_Page text_:
******************************

Each flipflop represents a single CRC output bit. The leftmost flipflop is the MSB of the CRC. This implementation doesn't need to augment the serial input message with zeros.
Note that in our case the flipflops are cleared to zeros at the beginning of each CRC calculation.
A simple VERILOG implementation of the above polynom is shown here. You can directly
copy the source snippet to your code (distributed under LGPL):
// ==========================================================================
// CRC Generation Unit - Linear Feedback Shift Register implementation
// (c) Kay Gorontzi, GHSi.de, distributed under the terms of LGPL
// ==========================================================================
module CRC_Unit(BITVAL, BITSTRB, CLEAR, CRC);
input BITVAL; // Next input bit
input BITSTRB; // Current bit valid (Clock)
input CLEAR; // Init CRC value
output [7:0] CRC; // Current output CRC value
reg [7:0] CRC; // We need output registers
wire inv;
assign inv = BITVAL ^ CRC[7]; // XOR required?

******************************

_Dataset extract_:
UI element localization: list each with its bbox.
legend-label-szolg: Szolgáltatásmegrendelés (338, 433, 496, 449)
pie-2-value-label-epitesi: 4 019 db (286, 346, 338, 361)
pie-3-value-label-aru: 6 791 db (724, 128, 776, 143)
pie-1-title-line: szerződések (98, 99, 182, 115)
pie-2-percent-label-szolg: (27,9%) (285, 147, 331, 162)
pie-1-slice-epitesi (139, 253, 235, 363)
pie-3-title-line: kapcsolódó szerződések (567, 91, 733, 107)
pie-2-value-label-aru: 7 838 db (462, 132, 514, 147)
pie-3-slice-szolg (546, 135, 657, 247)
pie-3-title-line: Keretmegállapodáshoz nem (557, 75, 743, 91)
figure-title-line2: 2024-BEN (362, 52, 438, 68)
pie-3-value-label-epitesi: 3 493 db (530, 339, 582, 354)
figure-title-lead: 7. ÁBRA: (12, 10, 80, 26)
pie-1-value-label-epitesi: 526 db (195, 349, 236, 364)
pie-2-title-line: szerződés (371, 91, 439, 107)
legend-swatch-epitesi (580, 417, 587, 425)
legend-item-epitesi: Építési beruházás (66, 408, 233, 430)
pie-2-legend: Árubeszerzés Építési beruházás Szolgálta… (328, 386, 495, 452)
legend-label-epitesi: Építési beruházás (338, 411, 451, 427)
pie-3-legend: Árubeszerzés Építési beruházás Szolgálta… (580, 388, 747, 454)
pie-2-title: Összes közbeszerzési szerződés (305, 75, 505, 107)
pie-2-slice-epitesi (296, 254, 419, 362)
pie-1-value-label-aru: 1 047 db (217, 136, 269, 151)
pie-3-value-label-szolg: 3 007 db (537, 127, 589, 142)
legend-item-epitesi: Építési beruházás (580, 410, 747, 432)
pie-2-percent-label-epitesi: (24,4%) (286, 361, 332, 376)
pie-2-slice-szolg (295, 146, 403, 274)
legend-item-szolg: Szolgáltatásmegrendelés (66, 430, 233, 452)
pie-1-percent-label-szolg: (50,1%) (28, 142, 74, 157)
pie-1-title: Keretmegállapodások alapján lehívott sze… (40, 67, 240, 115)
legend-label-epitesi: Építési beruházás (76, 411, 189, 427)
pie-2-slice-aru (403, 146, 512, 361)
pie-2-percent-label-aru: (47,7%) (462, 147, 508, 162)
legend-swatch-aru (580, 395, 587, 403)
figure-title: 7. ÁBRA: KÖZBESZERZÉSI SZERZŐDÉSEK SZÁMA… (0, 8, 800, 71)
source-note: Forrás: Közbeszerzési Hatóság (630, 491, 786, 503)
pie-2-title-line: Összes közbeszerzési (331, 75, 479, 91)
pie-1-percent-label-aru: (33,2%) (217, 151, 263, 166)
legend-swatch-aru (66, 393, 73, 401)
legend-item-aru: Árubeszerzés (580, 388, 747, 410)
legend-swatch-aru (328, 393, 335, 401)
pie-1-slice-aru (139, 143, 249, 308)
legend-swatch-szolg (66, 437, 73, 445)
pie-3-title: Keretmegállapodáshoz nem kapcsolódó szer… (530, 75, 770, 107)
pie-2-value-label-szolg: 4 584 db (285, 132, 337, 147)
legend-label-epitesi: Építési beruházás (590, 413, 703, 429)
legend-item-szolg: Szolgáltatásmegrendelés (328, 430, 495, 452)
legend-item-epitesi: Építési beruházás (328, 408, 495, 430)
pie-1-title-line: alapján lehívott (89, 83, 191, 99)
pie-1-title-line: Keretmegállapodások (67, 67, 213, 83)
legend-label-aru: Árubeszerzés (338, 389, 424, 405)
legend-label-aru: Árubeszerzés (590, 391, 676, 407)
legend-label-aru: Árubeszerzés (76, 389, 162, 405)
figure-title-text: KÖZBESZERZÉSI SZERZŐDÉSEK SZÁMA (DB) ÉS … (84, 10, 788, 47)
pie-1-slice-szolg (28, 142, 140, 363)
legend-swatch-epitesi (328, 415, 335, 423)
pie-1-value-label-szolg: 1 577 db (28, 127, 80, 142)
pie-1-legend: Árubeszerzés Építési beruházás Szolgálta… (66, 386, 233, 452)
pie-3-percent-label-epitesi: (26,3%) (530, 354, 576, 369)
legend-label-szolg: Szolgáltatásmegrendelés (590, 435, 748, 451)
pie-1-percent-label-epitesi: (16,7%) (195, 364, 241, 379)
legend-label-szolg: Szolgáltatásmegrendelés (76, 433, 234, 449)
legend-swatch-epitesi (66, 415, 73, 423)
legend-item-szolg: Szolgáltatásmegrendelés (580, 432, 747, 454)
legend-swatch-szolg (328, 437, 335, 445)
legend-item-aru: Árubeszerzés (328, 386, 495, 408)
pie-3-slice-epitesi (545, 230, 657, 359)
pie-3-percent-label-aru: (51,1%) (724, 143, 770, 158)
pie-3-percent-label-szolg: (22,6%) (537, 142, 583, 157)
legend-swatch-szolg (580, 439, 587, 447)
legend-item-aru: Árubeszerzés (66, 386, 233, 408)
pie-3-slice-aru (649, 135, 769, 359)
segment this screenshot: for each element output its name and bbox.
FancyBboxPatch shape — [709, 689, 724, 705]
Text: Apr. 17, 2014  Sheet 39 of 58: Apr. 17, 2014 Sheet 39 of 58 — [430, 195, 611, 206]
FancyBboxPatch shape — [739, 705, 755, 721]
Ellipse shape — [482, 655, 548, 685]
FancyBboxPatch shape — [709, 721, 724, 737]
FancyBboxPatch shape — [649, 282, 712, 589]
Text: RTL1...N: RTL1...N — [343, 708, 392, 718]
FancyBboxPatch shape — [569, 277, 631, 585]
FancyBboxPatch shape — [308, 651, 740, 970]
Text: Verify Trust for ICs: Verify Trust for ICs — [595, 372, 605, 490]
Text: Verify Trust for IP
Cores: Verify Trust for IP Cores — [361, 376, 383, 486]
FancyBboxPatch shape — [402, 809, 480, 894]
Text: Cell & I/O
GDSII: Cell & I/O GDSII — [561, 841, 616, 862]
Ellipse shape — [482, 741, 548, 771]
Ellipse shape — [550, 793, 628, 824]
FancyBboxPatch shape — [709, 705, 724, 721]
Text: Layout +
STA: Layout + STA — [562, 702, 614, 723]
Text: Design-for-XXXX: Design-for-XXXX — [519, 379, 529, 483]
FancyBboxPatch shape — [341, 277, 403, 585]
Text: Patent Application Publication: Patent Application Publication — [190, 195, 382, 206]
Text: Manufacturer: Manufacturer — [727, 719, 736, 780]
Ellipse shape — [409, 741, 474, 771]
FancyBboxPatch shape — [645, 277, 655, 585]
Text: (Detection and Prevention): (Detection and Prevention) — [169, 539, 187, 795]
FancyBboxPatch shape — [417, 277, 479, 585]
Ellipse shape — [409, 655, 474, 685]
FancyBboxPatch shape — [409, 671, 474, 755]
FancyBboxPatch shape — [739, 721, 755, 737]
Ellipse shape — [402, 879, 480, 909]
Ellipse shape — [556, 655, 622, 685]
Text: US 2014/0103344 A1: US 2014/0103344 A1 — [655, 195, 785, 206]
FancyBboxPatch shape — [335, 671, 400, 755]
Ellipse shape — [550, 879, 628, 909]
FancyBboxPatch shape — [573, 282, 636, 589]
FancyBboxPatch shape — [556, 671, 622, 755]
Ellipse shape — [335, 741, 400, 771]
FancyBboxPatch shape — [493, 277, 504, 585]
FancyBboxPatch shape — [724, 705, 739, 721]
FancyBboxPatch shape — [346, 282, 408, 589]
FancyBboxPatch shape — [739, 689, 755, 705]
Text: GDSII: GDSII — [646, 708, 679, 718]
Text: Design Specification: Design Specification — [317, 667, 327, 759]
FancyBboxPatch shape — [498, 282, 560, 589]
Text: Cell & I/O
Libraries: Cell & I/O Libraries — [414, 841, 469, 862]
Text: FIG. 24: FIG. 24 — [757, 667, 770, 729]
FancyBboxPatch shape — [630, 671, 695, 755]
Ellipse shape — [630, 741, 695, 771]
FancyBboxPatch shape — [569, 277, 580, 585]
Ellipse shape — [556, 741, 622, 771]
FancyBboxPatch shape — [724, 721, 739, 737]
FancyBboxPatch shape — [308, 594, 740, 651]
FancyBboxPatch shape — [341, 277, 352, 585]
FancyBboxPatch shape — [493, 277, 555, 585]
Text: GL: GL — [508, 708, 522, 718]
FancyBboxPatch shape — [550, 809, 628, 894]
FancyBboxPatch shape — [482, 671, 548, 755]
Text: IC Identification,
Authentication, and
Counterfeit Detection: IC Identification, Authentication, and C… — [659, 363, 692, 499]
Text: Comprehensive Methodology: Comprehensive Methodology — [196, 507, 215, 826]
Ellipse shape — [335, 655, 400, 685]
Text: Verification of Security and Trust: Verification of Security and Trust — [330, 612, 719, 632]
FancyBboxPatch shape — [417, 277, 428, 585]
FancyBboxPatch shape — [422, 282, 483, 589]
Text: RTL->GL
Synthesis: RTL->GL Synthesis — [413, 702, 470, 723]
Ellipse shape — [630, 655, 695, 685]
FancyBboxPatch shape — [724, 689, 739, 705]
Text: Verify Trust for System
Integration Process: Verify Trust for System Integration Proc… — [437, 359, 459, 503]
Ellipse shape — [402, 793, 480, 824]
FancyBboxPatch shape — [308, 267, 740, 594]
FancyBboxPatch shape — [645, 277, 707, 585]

******************************

_Problems to work on_:
[a] Summarize the CRC passage in two sentences.
[b] Locate every line of the listing that contains the string "Design", and copy each one; case counts.
The CRC passage and the listing have no connection to each other.

_Solutions to the tasks_:
[a] In this CRC implementation, each flipflop represents one CRC output bit, with the leftmost flipflop as the MSB, the serial input message needs no augmentation with zeros, and the flipflops are cleared to zeros at the start of each CRC calculation. A simple Verilog implementation of the polynomial, distributed under LGPL, is given so that it can be copied directly into code.

[b]
Text: Design-for-XXXX: Design-for-XXXX — [519, 379, 529, 483]
Text: Design Specification: Design Specification — [317, 667, 327, 759]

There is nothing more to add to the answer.